■ REQUEST
For the records below, give the count of lines holding the word "beraturan" and nothing more.

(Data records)
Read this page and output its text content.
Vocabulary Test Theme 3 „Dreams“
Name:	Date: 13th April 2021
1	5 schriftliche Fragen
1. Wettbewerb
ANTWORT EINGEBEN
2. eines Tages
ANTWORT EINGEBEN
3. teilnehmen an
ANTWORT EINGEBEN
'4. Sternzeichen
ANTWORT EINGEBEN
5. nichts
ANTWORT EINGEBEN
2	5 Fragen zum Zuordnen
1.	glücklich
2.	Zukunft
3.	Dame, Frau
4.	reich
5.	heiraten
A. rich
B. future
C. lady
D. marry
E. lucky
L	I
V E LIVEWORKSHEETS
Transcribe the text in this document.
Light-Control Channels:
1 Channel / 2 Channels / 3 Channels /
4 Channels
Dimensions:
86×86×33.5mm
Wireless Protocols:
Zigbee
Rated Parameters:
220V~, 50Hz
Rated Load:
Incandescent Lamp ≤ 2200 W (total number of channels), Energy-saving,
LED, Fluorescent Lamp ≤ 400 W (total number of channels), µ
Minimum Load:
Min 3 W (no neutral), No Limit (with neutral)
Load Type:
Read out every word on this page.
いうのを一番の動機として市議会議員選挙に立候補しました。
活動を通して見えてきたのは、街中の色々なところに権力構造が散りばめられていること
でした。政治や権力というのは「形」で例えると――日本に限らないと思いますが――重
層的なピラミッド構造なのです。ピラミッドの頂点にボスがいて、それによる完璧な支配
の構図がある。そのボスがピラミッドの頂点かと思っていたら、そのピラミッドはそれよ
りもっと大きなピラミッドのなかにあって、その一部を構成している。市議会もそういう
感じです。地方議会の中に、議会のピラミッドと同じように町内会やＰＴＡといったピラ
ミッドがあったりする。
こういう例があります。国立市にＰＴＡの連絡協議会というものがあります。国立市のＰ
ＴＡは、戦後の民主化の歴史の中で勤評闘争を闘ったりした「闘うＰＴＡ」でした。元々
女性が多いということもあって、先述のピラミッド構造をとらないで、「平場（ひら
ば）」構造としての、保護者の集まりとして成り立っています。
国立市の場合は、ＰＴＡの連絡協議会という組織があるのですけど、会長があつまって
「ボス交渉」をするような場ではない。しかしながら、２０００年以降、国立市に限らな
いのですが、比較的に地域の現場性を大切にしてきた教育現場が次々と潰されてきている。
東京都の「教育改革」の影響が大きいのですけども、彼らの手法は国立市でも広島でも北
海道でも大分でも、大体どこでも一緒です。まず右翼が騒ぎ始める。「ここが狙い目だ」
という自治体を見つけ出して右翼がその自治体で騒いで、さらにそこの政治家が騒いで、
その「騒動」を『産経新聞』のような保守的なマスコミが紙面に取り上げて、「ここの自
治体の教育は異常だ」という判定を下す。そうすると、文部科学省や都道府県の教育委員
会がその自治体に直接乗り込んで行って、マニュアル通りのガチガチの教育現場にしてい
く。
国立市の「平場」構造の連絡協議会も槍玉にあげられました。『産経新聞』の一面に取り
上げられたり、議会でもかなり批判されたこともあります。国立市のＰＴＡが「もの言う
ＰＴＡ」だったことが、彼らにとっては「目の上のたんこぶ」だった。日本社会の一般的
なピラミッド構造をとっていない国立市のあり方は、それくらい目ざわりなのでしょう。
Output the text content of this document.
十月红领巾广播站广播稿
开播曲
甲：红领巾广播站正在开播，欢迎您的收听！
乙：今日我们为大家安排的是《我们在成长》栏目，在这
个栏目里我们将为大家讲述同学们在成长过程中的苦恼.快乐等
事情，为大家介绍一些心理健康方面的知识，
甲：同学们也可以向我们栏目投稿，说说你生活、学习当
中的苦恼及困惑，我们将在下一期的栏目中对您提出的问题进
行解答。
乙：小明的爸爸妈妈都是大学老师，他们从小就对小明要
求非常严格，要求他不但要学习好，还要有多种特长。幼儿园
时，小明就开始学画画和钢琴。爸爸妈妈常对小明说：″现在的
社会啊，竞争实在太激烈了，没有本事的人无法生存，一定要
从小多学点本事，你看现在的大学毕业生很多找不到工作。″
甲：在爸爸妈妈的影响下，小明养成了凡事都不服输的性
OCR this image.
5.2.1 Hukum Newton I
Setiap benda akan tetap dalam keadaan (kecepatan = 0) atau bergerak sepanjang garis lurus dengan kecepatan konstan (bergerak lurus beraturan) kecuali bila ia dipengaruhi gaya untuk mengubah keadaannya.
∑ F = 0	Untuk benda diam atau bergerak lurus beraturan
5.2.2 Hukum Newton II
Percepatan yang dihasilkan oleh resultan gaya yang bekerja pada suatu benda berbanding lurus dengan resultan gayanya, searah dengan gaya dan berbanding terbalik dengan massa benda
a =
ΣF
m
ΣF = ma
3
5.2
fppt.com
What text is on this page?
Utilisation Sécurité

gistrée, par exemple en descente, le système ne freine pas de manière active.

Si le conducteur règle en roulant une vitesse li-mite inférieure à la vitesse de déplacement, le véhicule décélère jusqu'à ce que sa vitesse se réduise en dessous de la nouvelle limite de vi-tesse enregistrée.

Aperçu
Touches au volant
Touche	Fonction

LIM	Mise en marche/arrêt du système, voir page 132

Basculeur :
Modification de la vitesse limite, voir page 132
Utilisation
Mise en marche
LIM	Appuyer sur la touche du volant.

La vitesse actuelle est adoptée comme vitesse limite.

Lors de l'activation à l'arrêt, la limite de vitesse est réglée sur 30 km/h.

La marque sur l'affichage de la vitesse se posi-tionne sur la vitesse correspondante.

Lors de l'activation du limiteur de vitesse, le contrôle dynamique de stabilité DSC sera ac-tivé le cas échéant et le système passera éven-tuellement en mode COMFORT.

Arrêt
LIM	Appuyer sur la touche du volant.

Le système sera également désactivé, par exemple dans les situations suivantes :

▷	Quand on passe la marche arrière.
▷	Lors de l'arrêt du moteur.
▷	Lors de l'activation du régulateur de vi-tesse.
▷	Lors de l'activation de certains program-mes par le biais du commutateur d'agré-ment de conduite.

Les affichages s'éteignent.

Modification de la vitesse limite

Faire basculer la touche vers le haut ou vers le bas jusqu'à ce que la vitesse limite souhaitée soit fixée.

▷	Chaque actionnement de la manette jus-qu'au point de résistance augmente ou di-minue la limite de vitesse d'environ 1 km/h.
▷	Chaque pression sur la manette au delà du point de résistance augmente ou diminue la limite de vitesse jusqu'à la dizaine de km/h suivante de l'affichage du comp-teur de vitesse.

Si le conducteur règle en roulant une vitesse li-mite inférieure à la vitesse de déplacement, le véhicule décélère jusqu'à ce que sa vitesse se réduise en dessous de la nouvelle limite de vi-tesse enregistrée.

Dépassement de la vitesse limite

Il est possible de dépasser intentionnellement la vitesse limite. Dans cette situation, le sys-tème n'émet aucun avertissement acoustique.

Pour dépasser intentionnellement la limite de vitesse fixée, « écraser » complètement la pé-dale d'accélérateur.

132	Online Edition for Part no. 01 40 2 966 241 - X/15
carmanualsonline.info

■ EXERCISE RESULT
2